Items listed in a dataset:

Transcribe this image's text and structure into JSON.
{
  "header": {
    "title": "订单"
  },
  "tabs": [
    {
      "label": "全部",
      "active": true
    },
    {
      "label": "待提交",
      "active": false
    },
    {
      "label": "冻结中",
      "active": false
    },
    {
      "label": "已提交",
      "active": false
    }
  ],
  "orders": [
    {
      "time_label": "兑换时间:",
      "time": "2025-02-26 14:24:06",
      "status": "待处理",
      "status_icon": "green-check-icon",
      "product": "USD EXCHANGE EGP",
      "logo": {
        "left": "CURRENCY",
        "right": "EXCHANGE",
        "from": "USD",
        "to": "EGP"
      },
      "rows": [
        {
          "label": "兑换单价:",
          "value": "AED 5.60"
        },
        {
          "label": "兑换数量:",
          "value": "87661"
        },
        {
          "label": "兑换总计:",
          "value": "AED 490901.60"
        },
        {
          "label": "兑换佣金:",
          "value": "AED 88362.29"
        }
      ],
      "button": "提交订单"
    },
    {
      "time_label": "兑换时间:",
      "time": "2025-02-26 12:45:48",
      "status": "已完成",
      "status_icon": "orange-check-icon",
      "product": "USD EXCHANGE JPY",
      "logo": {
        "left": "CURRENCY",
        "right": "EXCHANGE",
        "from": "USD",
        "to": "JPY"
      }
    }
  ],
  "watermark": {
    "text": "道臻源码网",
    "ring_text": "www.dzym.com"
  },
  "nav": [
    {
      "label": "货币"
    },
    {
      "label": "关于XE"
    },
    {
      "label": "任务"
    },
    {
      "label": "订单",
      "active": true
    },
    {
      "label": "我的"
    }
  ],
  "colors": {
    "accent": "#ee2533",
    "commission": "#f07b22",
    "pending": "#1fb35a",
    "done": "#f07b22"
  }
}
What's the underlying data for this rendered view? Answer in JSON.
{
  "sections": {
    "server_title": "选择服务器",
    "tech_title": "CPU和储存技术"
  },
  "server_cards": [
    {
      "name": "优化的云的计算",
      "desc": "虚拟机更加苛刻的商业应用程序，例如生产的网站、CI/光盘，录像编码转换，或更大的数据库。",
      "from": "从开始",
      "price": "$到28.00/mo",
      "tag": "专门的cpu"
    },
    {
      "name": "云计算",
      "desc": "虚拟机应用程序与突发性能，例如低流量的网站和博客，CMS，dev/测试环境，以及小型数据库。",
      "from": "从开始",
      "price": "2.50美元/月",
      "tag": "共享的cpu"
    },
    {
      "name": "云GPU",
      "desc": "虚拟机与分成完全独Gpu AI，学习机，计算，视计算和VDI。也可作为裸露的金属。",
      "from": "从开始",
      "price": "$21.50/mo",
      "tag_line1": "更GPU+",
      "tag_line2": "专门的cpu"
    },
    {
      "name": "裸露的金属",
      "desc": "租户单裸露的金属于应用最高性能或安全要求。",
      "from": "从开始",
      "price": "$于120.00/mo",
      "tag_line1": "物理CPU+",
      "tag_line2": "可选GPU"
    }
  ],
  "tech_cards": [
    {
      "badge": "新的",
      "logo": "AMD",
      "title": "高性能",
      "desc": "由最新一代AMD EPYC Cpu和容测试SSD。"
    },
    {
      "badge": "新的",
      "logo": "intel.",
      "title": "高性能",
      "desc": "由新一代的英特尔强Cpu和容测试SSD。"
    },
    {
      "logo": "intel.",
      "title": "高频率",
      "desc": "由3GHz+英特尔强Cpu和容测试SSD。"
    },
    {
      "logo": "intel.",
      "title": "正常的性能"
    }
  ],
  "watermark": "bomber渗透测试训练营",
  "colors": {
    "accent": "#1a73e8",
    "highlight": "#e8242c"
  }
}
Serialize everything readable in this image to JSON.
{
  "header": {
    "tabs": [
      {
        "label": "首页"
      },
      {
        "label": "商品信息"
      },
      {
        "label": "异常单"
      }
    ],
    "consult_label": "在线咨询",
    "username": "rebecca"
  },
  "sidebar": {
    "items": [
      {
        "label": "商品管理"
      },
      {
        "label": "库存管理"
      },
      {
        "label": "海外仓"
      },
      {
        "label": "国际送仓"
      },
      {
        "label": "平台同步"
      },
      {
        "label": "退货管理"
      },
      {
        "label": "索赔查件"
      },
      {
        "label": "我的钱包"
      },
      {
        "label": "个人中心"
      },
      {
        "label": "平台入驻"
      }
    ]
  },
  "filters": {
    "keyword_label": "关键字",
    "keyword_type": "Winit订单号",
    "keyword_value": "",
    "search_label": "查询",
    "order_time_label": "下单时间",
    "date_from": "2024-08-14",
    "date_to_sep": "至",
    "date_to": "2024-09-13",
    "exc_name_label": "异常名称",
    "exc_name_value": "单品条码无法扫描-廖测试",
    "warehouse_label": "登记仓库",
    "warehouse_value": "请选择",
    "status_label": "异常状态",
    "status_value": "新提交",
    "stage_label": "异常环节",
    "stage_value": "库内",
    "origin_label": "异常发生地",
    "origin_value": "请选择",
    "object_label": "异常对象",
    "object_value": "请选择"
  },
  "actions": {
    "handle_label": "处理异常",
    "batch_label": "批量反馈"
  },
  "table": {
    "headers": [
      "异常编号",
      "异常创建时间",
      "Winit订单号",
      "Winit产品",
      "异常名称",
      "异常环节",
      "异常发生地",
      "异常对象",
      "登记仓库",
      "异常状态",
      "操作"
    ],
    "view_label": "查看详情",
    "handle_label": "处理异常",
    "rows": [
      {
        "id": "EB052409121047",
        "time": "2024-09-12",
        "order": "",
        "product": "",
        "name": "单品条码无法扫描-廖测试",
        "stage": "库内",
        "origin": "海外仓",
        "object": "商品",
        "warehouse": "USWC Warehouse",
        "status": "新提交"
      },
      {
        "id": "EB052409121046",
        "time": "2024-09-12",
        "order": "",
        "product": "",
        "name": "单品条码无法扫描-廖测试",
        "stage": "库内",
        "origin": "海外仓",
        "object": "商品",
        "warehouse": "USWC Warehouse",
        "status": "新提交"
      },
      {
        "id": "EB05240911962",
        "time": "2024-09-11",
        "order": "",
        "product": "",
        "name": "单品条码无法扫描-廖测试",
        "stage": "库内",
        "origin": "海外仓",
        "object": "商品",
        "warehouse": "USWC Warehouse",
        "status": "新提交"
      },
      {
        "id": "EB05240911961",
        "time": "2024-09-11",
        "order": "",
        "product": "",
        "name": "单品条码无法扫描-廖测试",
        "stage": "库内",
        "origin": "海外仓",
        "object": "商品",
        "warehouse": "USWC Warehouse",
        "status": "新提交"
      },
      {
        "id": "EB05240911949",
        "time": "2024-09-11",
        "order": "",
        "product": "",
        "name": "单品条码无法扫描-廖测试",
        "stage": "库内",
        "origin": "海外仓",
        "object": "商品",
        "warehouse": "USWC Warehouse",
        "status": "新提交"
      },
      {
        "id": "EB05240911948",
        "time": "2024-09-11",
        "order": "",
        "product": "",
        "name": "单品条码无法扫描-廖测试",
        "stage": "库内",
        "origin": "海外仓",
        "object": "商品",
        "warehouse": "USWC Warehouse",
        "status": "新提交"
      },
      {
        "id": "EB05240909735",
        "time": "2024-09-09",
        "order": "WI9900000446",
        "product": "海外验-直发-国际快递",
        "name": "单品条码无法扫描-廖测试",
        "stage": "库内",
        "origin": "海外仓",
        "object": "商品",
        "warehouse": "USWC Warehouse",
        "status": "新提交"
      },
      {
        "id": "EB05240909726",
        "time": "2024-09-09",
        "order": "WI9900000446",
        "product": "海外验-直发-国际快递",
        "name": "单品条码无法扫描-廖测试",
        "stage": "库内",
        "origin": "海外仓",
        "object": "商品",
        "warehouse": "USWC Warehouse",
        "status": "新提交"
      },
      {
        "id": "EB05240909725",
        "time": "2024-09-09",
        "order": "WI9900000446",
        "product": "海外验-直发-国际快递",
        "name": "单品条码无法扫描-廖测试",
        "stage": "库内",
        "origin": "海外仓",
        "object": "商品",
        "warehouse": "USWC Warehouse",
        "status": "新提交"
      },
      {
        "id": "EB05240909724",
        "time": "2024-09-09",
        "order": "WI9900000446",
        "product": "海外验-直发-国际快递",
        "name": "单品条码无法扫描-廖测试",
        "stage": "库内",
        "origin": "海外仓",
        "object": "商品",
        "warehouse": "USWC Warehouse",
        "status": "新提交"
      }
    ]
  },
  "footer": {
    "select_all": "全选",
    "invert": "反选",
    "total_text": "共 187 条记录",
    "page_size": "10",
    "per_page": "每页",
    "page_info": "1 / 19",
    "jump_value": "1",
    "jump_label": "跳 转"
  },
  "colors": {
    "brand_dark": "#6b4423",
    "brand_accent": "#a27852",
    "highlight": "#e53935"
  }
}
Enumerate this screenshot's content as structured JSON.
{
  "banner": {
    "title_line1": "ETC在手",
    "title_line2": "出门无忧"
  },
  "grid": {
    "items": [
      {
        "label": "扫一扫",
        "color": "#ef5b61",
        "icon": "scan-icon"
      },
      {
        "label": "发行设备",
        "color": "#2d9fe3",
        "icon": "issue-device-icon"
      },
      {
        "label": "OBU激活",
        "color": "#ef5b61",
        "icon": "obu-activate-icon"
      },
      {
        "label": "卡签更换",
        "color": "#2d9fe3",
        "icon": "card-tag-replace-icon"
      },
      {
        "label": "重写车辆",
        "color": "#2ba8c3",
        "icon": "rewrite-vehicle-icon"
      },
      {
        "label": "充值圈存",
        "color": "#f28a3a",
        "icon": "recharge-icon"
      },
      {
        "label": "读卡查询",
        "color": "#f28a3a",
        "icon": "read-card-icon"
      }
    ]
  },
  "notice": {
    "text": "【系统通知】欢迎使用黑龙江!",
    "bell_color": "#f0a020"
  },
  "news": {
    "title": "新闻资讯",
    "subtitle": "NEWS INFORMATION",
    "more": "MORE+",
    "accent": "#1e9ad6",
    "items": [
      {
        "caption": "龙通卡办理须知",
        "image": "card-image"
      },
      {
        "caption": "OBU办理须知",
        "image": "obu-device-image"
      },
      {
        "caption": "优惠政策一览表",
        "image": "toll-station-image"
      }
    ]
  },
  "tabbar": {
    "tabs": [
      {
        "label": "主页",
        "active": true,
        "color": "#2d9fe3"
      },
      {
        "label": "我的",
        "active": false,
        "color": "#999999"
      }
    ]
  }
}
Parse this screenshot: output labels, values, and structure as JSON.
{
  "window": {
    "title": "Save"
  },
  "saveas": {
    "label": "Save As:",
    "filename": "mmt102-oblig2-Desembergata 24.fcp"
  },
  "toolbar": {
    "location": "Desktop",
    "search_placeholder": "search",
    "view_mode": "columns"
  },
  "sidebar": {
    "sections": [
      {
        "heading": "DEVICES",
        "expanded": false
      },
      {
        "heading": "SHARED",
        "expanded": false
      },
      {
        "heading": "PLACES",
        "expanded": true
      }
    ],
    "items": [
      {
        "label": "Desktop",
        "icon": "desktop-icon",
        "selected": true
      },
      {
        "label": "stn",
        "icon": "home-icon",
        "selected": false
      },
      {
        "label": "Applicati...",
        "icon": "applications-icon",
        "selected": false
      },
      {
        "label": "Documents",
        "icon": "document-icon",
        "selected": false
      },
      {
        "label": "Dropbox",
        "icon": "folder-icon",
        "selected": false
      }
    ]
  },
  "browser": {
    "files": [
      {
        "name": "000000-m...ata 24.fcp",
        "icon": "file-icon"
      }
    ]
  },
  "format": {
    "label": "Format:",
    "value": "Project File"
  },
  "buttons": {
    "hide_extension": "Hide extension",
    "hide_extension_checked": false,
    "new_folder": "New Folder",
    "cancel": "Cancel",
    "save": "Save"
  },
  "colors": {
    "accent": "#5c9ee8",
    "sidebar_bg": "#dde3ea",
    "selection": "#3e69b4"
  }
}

**Requirements**
Show every line of the listing in which the string "desc" can be found.

**Response**
      "desc": "虚拟机更加苛刻的商业应用程序，例如生产的网站、CI/光盘，录像编码转换，或更大的数据库。",
      "desc": "虚拟机应用程序与突发性能，例如低流量的网站和博客，CMS，dev/测试环境，以及小型数据库。",
      "desc": "虚拟机与分成完全独Gpu AI，学习机，计算，视计算和VDI。也可作为裸露的金属。",
      "desc": "租户单裸露的金属于应用最高性能或安全要求。",
      "desc": "由最新一代AMD EPYC Cpu和容测试SSD。"
      "desc": "由新一代的英特尔强Cpu和容测试SSD。"
      "desc": "由3GHz+英特尔强Cpu和容测试SSD。"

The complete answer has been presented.